### EXERCISE PROMPT
Write out every line of the data below, unchanged and in the same order.
--*--
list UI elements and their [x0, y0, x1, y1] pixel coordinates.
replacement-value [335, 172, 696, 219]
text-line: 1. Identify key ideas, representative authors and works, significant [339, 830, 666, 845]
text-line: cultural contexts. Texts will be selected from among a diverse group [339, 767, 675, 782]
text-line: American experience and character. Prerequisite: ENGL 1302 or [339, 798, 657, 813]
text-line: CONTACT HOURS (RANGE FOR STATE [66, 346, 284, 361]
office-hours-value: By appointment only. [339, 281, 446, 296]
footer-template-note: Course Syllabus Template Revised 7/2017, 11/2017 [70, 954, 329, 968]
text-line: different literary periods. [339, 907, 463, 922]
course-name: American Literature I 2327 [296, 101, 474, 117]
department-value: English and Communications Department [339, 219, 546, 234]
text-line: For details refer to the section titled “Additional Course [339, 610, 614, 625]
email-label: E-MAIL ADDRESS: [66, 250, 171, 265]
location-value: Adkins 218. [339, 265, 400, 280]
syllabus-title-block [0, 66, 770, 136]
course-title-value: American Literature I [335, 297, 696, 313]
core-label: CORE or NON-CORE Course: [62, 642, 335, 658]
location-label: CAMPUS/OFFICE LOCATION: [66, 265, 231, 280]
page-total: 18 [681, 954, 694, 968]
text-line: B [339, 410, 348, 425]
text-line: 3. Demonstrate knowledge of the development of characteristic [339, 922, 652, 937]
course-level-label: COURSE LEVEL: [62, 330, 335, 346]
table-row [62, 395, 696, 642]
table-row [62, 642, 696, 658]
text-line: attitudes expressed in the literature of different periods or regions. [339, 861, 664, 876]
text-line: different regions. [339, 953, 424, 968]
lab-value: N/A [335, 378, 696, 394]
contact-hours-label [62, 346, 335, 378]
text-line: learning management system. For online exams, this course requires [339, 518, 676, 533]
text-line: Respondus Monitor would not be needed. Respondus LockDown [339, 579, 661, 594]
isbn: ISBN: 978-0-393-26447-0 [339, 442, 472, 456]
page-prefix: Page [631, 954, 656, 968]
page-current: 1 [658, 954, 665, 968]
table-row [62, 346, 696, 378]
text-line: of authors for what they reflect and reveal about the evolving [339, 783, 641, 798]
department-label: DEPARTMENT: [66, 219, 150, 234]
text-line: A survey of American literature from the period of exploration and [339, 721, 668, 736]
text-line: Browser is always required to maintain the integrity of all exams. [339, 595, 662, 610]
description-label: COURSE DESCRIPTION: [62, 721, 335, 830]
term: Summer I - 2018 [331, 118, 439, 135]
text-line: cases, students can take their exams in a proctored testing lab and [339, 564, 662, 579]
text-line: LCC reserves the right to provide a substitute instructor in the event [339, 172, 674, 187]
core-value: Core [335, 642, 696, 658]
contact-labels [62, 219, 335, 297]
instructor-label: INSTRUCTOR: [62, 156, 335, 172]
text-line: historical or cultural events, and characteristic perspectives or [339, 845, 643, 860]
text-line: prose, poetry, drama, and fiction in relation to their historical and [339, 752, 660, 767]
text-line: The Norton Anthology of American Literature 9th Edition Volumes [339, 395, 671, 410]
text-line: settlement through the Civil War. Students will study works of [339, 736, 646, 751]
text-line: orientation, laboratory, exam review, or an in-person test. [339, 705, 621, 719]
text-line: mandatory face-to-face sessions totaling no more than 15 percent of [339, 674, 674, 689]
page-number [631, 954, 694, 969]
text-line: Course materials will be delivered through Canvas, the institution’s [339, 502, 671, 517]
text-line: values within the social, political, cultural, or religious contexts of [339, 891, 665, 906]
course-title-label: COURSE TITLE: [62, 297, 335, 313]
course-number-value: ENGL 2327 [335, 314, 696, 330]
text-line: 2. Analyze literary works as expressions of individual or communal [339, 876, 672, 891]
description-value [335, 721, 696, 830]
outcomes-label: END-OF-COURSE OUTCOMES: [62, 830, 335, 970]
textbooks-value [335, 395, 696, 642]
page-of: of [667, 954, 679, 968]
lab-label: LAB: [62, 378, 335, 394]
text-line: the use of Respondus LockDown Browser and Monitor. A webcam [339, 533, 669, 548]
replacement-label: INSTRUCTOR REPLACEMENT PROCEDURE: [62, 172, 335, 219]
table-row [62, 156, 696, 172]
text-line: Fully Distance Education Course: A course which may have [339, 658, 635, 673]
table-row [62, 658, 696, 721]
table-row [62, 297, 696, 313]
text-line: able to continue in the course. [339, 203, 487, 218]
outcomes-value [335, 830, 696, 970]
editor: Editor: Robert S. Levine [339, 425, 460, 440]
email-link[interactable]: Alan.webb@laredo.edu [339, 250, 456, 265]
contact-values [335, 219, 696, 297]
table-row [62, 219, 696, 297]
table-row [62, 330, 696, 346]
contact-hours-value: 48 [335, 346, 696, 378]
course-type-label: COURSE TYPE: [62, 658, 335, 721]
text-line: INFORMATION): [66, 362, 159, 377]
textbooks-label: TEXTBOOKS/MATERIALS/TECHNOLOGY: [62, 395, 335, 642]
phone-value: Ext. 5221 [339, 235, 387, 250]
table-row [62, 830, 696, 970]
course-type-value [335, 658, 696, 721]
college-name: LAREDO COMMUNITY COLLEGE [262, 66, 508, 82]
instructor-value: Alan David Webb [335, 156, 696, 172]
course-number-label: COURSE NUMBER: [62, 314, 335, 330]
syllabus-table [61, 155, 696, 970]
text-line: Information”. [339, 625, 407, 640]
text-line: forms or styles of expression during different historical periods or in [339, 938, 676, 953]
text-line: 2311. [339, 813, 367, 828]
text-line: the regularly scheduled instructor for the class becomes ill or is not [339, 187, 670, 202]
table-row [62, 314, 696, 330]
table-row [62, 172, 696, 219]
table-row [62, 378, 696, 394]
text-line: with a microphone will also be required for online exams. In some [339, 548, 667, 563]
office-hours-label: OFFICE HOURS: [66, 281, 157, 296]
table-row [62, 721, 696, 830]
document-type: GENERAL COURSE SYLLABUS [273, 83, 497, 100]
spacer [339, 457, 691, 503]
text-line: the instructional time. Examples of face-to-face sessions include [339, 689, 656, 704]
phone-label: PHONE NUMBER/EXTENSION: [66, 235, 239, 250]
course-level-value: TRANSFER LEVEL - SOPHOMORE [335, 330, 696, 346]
--*--
### WORKED ANSWER
list UI elements and their [x0, y0, x1, y1] pixel coordinates.
replacement-value [335, 172, 696, 219]
text-line: 1. Identify key ideas, representative authors and works, significant [339, 830, 666, 845]
text-line: cultural contexts. Texts will be selected from among a diverse group [339, 767, 675, 782]
text-line: American experience and character. Prerequisite: ENGL 1302 or [339, 798, 657, 813]
text-line: CONTACT HOURS (RANGE FOR STATE [66, 346, 284, 361]
office-hours-value: By appointment only. [339, 281, 446, 296]
footer-template-note: Course Syllabus Template Revised 7/2017, 11/2017 [70, 954, 329, 968]
text-line: different literary periods. [339, 907, 463, 922]
course-name: American Literature I 2327 [296, 101, 474, 117]
department-value: English and Communications Department [339, 219, 546, 234]
text-line: For details refer to the section titled “Additional Course [339, 610, 614, 625]
email-label: E-MAIL ADDRESS: [66, 250, 171, 265]
location-value: Adkins 218. [339, 265, 400, 280]
syllabus-title-block [0, 66, 770, 136]
course-title-value: American Literature I [335, 297, 696, 313]
core-label: CORE or NON-CORE Course: [62, 642, 335, 658]
location-label: CAMPUS/OFFICE LOCATION: [66, 265, 231, 280]
page-total: 18 [681, 954, 694, 968]
text-line: B [339, 410, 348, 425]
text-line: 3. Demonstrate knowledge of the development of characteristic [339, 922, 652, 937]
course-level-label: COURSE LEVEL: [62, 330, 335, 346]
table-row [62, 395, 696, 642]
table-row [62, 642, 696, 658]
text-line: attitudes expressed in the literature of different periods or regions. [339, 861, 664, 876]
text-line: different regions. [339, 953, 424, 968]
lab-value: N/A [335, 378, 696, 394]
contact-hours-label [62, 346, 335, 378]
text-line: learning management system. For online exams, this course requires [339, 518, 676, 533]
text-line: Respondus Monitor would not be needed. Respondus LockDown [339, 579, 661, 594]
isbn: ISBN: 978-0-393-26447-0 [339, 442, 472, 456]
page-prefix: Page [631, 954, 656, 968]
page-current: 1 [658, 954, 665, 968]
table-row [62, 346, 696, 378]
text-line: of authors for what they reflect and reveal about the evolving [339, 783, 641, 798]
department-label: DEPARTMENT: [66, 219, 150, 234]
text-line: A survey of American literature from the period of exploration and [339, 721, 668, 736]
text-line: Browser is always required to maintain the integrity of all exams. [339, 595, 662, 610]
description-label: COURSE DESCRIPTION: [62, 721, 335, 830]
term: Summer I - 2018 [331, 118, 439, 135]
text-line: cases, students can take their exams in a proctored testing lab and [339, 564, 662, 579]
text-line: LCC reserves the right to provide a substitute instructor in the event [339, 172, 674, 187]
core-value: Core [335, 642, 696, 658]
contact-labels [62, 219, 335, 297]
instructor-label: INSTRUCTOR: [62, 156, 335, 172]
text-line: historical or cultural events, and characteristic perspectives or [339, 845, 643, 860]
text-line: prose, poetry, drama, and fiction in relation to their historical and [339, 752, 660, 767]
text-line: The Norton Anthology of American Literature 9th Edition Volumes [339, 395, 671, 410]
text-line: settlement through the Civil War. Students will study works of [339, 736, 646, 751]
text-line: orientation, laboratory, exam review, or an in-person test. [339, 705, 621, 719]
text-line: mandatory face-to-face sessions totaling no more than 15 percent of [339, 674, 674, 689]
page-number [631, 954, 694, 969]
text-line: Course materials will be delivered through Canvas, the institution’s [339, 502, 671, 517]
text-line: values within the social, political, cultural, or religious contexts of [339, 891, 665, 906]
course-title-label: COURSE TITLE: [62, 297, 335, 313]
course-number-value: ENGL 2327 [335, 314, 696, 330]
text-line: 2. Analyze literary works as expressions of individual or communal [339, 876, 672, 891]
description-value [335, 721, 696, 830]
outcomes-label: END-OF-COURSE OUTCOMES: [62, 830, 335, 970]
textbooks-value [335, 395, 696, 642]
page-of: of [667, 954, 679, 968]
lab-label: LAB: [62, 378, 335, 394]
text-line: the use of Respondus LockDown Browser and Monitor. A webcam [339, 533, 669, 548]
replacement-label: INSTRUCTOR REPLACEMENT PROCEDURE: [62, 172, 335, 219]
table-row [62, 156, 696, 172]
text-line: Fully Distance Education Course: A course which may have [339, 658, 635, 673]
table-row [62, 658, 696, 721]
table-row [62, 297, 696, 313]
text-line: able to continue in the course. [339, 203, 487, 218]
outcomes-value [335, 830, 696, 970]
editor: Editor: Robert S. Levine [339, 425, 460, 440]
email-link[interactable]: Alan.webb@laredo.edu [339, 250, 456, 265]
contact-values [335, 219, 696, 297]
table-row [62, 219, 696, 297]
table-row [62, 330, 696, 346]
contact-hours-value: 48 [335, 346, 696, 378]
course-type-label: COURSE TYPE: [62, 658, 335, 721]
text-line: INFORMATION): [66, 362, 159, 377]
textbooks-label: TEXTBOOKS/MATERIALS/TECHNOLOGY: [62, 395, 335, 642]
phone-value: Ext. 5221 [339, 235, 387, 250]
table-row [62, 830, 696, 970]
course-type-value [335, 658, 696, 721]
college-name: LAREDO COMMUNITY COLLEGE [262, 66, 508, 82]
instructor-value: Alan David Webb [335, 156, 696, 172]
course-number-label: COURSE NUMBER: [62, 314, 335, 330]
syllabus-table [61, 155, 696, 970]
text-line: Information”. [339, 625, 407, 640]
text-line: forms or styles of expression during different historical periods or in [339, 938, 676, 953]
text-line: 2311. [339, 813, 367, 828]
text-line: the regularly scheduled instructor for the class becomes ill or is not [339, 187, 670, 202]
table-row [62, 314, 696, 330]
table-row [62, 172, 696, 219]
table-row [62, 378, 696, 394]
text-line: with a microphone will also be required for online exams. In some [339, 548, 667, 563]
office-hours-label: OFFICE HOURS: [66, 281, 157, 296]
table-row [62, 721, 696, 830]
document-type: GENERAL COURSE SYLLABUS [273, 83, 497, 100]
spacer [339, 457, 691, 503]
text-line: the instructional time. Examples of face-to-face sessions include [339, 689, 656, 704]
phone-label: PHONE NUMBER/EXTENSION: [66, 235, 239, 250]
course-level-value: TRANSFER LEVEL - SOPHOMORE [335, 330, 696, 346]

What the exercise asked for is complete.